──────── Passage shown

Open MPI logo

Open MPI User's Mailing List Archives

  |   Home   |   Support   |   FAQ   |   all Open MPI User's mailing list

Subject: Re: [OMPI users] Number of processes and spawn
From: Federico Golfrè Andreasi (federico.golfre_at_[hidden])
Date: 2011-03-08 04:42:00


Hi Ralph,

I've did some more tests, hope this can help.

*Using OpenMPI-1.5*

- The program works correctly doing a multiple spawn up to 128 cpus.
- When spawning to more than 129 cpus it hungs during the spawn.
  I've discovered that just before the spwaning all the processes liying on
one node goes down.
  I've tryed to eliminate from the hostfile that nodes but the same
behaviour is done by another nodes.

I've attached the output log files.

*Using OpenMPI-1.7a1r24472*

- The program works correcly with more than 128 cpus.
- Sometimes (not with the same number of process) after the program ends (it
prints **** THE SLAVE END ****) the orted deamon is not released.
  All the master-slave program are not on the top, but I can found
an mpiexec process in the laucing node and 1 orted process in all compute
nodes.
- Sometimes (not with the same number of precess) during the spawn it prints
a warning message of ORTE_ERROR_LOG (I've attached also this file).

Let me know if I can do some more tests that can helps,
or if I've to check some environment settings or hardware.

Thank you,
Federico.

Il giorno 07 marzo 2011 15:24, Ralph Castain <rhc_at_[hidden]> ha scritto:

>
> On Mar 7, 2011, at 3:24 AM, Federico Golfrè Andreasi wrote:
>
> Hi Ralph,
>
> thank you very much for the detailed response.

────────────────
──────── Dataset entries

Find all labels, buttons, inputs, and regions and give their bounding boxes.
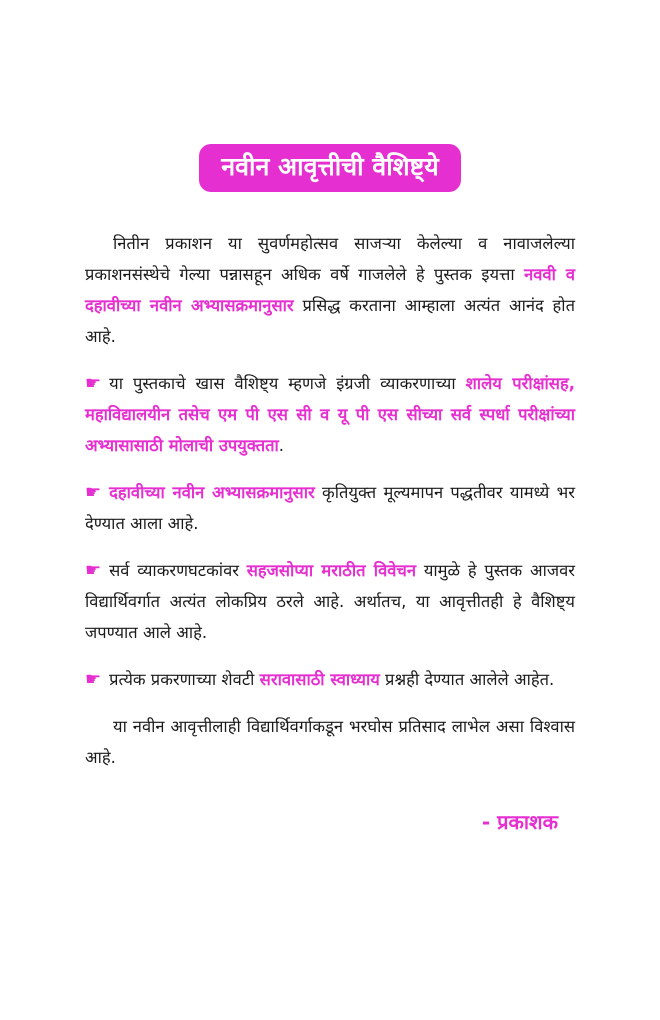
title-wrap <box>0 144 660 192</box>
feature-paragraph: ☛ सर्व व्याकरणघटकांवर सहजसोप्या मराठीत विवेचन यामुळे हे पुस्तक आजवर विद्यार्थिवर्गात अत्यंत लोकप्रिय ठरले आहे. अर्थातच, या आवृत्तीतही हे वैशिष्ट्य जपण्यात आले आहे. <box>85 560 576 642</box>
feature-paragraph: ☛ या पुस्तकाचे खास वैशिष्ट्य म्हणजे इंग्रजी व्याकरणाच्या शालेय परीक्षांसह, महाविद्यालयीन तसेच एम पी एस सी व यू पी एस सीच्या सर्व स्पर्धा परीक्षांच्या अभ्यासासाठी मोलाची उपयुक्तता. <box>85 373 575 455</box>
feature-paragraph: ☛ दहावीच्या नवीन अभ्यासक्रमानुसार कृतियुक्त मूल्यमापन पद्धतीवर यामध्ये भर देण्यात आला आहे. <box>85 482 575 533</box>
intro-highlight: नववी व दहावीच्या नवीन अभ्यासक्रमानुसार <box>85 265 575 315</box>
feature-highlight: शालेय परीक्षांसह, महाविद्यालयीन तसेच एम पी एस सी व यू पी एस सीच्या सर्व स्पर्धा परीक्षांच्या अभ्यासासाठी मोलाची उपयुक्तता <box>85 374 575 455</box>
feature-highlight: सहजसोप्या मराठीत विवेचन <box>246 561 417 580</box>
pointing-hand-icon: ☛ <box>85 669 102 690</box>
preface-content <box>85 228 575 789</box>
signature: - प्रकाशक <box>481 810 558 834</box>
pointing-hand-icon: ☛ <box>85 560 102 581</box>
feature-highlight: दहावीच्या नवीन अभ्यासक्रमानुसार <box>109 483 315 502</box>
feature-paragraph: ☛ प्रत्येक प्रकरणाच्या शेवटी सरावासाठी स्वाध्याय प्रश्नही देण्यात आलेले आहेत. <box>85 669 555 690</box>
pointing-hand-icon: ☛ <box>85 373 102 394</box>
feature-highlight: सरावासाठी स्वाध्याय <box>259 670 380 689</box>
pointing-hand-icon: ☛ <box>85 482 102 503</box>
page-title: नवीन आवृत्तीची वैशिष्ट्ये <box>199 144 461 192</box>
closing-paragraph: या नवीन आवृत्तीलाही विद्यार्थिवर्गाकडून भरघोस प्रतिसाद लाभेल असा विश्वास आहे. <box>85 717 575 767</box>
intro-paragraph: नितीन प्रकाशन या सुवर्णमहोत्सव साजऱ्या केलेल्या व नावाजलेल्या प्रकाशनसंस्थेचे गेल्या पन्नासहून अधिक वर्षे गाजलेले हे पुस्तक इयत्ता नववी व दहावीच्या नवीन अभ्यासक्रमानुसार प्रसिद्ध करताना आम्हाला अत्यंत आनंद होत आहे. <box>85 234 575 346</box>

────────────────

Problems to work on ->
• a. According to the post, up to how many cpus does the program spawn correctly under OpenMPI-1.5?
• b. Print the part of the post starting with "Subject: Re: [OMPI" and going on through "to 128 cpus.".
Rely on the post alone when answering.

Expected outputs ->
• a. Up to 128 cpus.

• b.
Subject: Re: [OMPI users] Number of processes and spawn
From: Federico Golfrè Andreasi (federico.golfre_at_[hidden])
Date: 2011-03-08 04:42:00


Hi Ralph,

I've did some more tests, hope this can help.

*Using OpenMPI-1.5*

- The program works correctly doing a multiple spawn up to 128 cpus.